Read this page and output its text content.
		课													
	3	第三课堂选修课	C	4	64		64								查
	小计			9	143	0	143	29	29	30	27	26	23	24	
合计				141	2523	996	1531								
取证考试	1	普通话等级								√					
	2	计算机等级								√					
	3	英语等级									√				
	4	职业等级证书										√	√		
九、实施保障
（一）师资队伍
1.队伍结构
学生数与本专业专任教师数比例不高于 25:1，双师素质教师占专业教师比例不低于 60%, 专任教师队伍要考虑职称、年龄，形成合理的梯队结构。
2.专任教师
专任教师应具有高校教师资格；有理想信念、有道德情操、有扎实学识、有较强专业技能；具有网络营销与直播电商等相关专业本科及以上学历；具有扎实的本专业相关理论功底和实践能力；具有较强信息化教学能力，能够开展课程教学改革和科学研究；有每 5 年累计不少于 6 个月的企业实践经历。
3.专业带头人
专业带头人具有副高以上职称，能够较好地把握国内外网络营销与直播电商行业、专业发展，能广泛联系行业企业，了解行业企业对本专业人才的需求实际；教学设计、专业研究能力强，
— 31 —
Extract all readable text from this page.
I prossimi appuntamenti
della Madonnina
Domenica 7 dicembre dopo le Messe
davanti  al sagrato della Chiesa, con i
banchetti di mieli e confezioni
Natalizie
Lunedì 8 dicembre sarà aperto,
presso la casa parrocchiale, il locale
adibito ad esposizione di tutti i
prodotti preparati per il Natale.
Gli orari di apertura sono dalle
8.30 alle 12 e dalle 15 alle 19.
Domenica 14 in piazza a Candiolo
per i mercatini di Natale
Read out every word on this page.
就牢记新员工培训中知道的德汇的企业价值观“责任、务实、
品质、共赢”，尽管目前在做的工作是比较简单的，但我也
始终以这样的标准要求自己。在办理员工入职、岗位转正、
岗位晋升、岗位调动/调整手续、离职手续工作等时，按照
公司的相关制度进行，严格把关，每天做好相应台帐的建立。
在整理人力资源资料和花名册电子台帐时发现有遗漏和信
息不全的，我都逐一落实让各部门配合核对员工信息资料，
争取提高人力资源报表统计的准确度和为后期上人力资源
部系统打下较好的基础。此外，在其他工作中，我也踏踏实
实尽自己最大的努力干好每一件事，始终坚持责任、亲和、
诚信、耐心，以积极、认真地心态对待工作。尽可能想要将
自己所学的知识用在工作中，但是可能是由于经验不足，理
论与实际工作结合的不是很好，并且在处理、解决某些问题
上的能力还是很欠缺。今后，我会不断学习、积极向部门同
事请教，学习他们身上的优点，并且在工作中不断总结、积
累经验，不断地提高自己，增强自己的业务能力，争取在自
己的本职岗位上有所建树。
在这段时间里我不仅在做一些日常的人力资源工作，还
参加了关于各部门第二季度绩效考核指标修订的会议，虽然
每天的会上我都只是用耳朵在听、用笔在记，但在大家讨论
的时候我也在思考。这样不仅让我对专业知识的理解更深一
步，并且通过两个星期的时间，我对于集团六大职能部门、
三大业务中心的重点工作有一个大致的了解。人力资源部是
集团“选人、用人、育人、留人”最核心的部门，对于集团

Task requirements: Set out the complete listing exactly as shown.

Solved problem:
Read this page and output its text content.
		课													
	3	第三课堂选修课	C	4	64		64								查
	小计			9	143	0	143	29	29	30	27	26	23	24	
合计				141	2523	996	1531								
取证考试	1	普通话等级								√					
	2	计算机等级								√					
	3	英语等级									√				
	4	职业等级证书										√	√		
九、实施保障
（一）师资队伍
1.队伍结构
学生数与本专业专任教师数比例不高于 25:1，双师素质教师占专业教师比例不低于 60%, 专任教师队伍要考虑职称、年龄，形成合理的梯队结构。
2.专任教师
专任教师应具有高校教师资格；有理想信念、有道德情操、有扎实学识、有较强专业技能；具有网络营销与直播电商等相关专业本科及以上学历；具有扎实的本专业相关理论功底和实践能力；具有较强信息化教学能力，能够开展课程教学改革和科学研究；有每 5 年累计不少于 6 个月的企业实践经历。
3.专业带头人
专业带头人具有副高以上职称，能够较好地把握国内外网络营销与直播电商行业、专业发展，能广泛联系行业企业，了解行业企业对本专业人才的需求实际；教学设计、专业研究能力强，
— 31 —
Extract all readable text from this page.
I prossimi appuntamenti
della Madonnina
Domenica 7 dicembre dopo le Messe
davanti  al sagrato della Chiesa, con i
banchetti di mieli e confezioni
Natalizie
Lunedì 8 dicembre sarà aperto,
presso la casa parrocchiale, il locale
adibito ad esposizione di tutti i
prodotti preparati per il Natale.
Gli orari di apertura sono dalle
8.30 alle 12 e dalle 15 alle 19.
Domenica 14 in piazza a Candiolo
per i mercatini di Natale
Read out every word on this page.
就牢记新员工培训中知道的德汇的企业价值观“责任、务实、
品质、共赢”，尽管目前在做的工作是比较简单的，但我也
始终以这样的标准要求自己。在办理员工入职、岗位转正、
岗位晋升、岗位调动/调整手续、离职手续工作等时，按照
公司的相关制度进行，严格把关，每天做好相应台帐的建立。
在整理人力资源资料和花名册电子台帐时发现有遗漏和信
息不全的，我都逐一落实让各部门配合核对员工信息资料，
争取提高人力资源报表统计的准确度和为后期上人力资源
部系统打下较好的基础。此外，在其他工作中，我也踏踏实
实尽自己最大的努力干好每一件事，始终坚持责任、亲和、
诚信、耐心，以积极、认真地心态对待工作。尽可能想要将
自己所学的知识用在工作中，但是可能是由于经验不足，理
论与实际工作结合的不是很好，并且在处理、解决某些问题
上的能力还是很欠缺。今后，我会不断学习、积极向部门同
事请教，学习他们身上的优点，并且在工作中不断总结、积
累经验，不断地提高自己，增强自己的业务能力，争取在自
己的本职岗位上有所建树。
在这段时间里我不仅在做一些日常的人力资源工作，还
参加了关于各部门第二季度绩效考核指标修订的会议，虽然
每天的会上我都只是用耳朵在听、用笔在记，但在大家讨论
的时候我也在思考。这样不仅让我对专业知识的理解更深一
步，并且通过两个星期的时间，我对于集团六大职能部门、
三大业务中心的重点工作有一个大致的了解。人力资源部是
集团“选人、用人、育人、留人”最核心的部门，对于集团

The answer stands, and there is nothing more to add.